- **DOCUMENT EXTRACT**:
▬▬▬▬▬▬▬▬▬▬

Apparently a lingering aroma from a previous deer kill, below his lofty location, caught the attention of a mother wolf and her quintet of adolescent offspring. The wolf gang gathered just below where he was sitting, paid him no attention, and milled around for some time, sniffing about and licking bloody dregs off the forest floor.

Normally traveling in single file, they eventually departed. This time though, the special six-pack spread out side by side, and made a sweep of the area in case a morsel had been missed while fading into obscurity of the woods.

To observe an up-close occasion with these warriors of the wilderness is rare. And, to be a privy to such a wild encounter may be a once-in-a-lifetime happening, although living in the forest every day, never say never.

▬▬▬▬▬▬▬▬▬▬

List every phrase in the wolf passage, other than pronouns, that refers to the whole group of wolves together.

- **RECORDS PROVIDED**:

▬▬▬▬▬▬▬▬▬▬

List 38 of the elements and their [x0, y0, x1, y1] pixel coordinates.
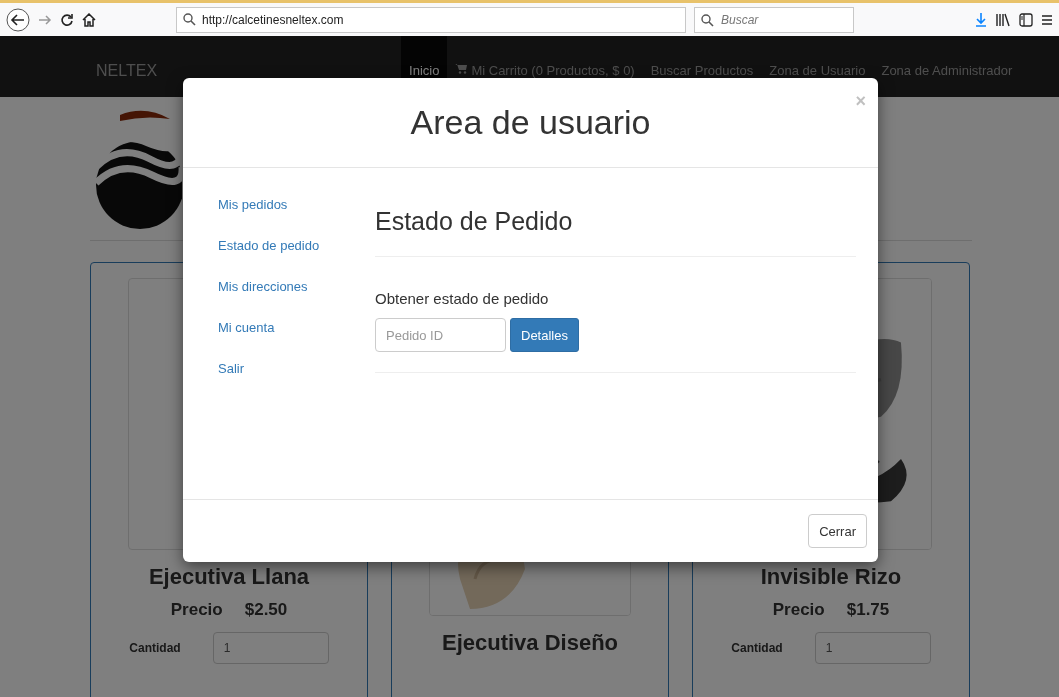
- address-bar[interactable]: http://calcetinesneltex.com: [176, 6, 686, 33]
- forward-icon[interactable]: [38, 12, 52, 27]
- back-icon[interactable]: [6, 7, 30, 32]
- user-menu-link[interactable]: Mis direcciones: [218, 278, 375, 295]
- nav-link[interactable]: Zona de Administrador: [873, 36, 1021, 78]
- sidebar-icon[interactable]: [1019, 12, 1033, 27]
- library-icon[interactable]: [995, 12, 1011, 27]
- close-button[interactable]: Cerrar: [808, 514, 867, 548]
- user-menu-link[interactable]: Estado de pedido: [218, 237, 375, 254]
- quantity-label: Cantidad: [731, 641, 783, 655]
- cart-icon: [455, 63, 468, 74]
- details-button[interactable]: Detalles: [510, 318, 579, 352]
- download-icon[interactable]: [975, 12, 987, 27]
- price-label: Precio: [772, 600, 825, 620]
- menu-icon[interactable]: [1041, 13, 1053, 26]
- home-icon[interactable]: [82, 12, 96, 27]
- quantity-field[interactable]: 1: [212, 632, 329, 664]
- user-menu-link[interactable]: Salir: [218, 360, 375, 377]
- price-value: $1.75: [846, 600, 890, 620]
- product-name: Ejecutiva Diseño: [441, 630, 619, 656]
- search-field[interactable]: Buscar: [694, 6, 854, 33]
- user-menu-link[interactable]: Mi cuenta: [218, 319, 375, 336]
- form-label: Obtener estado de pedido: [375, 290, 550, 307]
- order-id-field[interactable]: Pedido ID: [375, 318, 506, 352]
- search-icon: [183, 13, 196, 26]
- quantity-field[interactable]: 1: [814, 632, 931, 664]
- price-label: Precio: [170, 600, 223, 620]
- user-menu-link[interactable]: Mis pedidos: [218, 196, 375, 213]
- price-value: $2.50: [244, 600, 288, 620]
- nav-link[interactable]: Inicio: [401, 36, 448, 78]
- search-icon: [701, 13, 714, 27]
- product-name: Ejecutiva Llana: [148, 564, 310, 590]
- section-title: Estado de Pedido: [375, 206, 574, 236]
- reload-icon[interactable]: [60, 12, 74, 27]
- url-text: http://calcetinesneltex.com: [202, 12, 344, 27]
- modal-title: Area de usuario: [410, 103, 651, 142]
- product-name: Invisible Rizo: [760, 564, 902, 590]
- quantity-label: Cantidad: [129, 641, 181, 655]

▬▬▬▬▬▬▬▬▬▬

- **OUTPUT FOR THIS EXERCISE**:
- a mother wolf and her quintet of adolescent offspring
- The wolf gang
- the special six-pack
- these warriors of the wilderness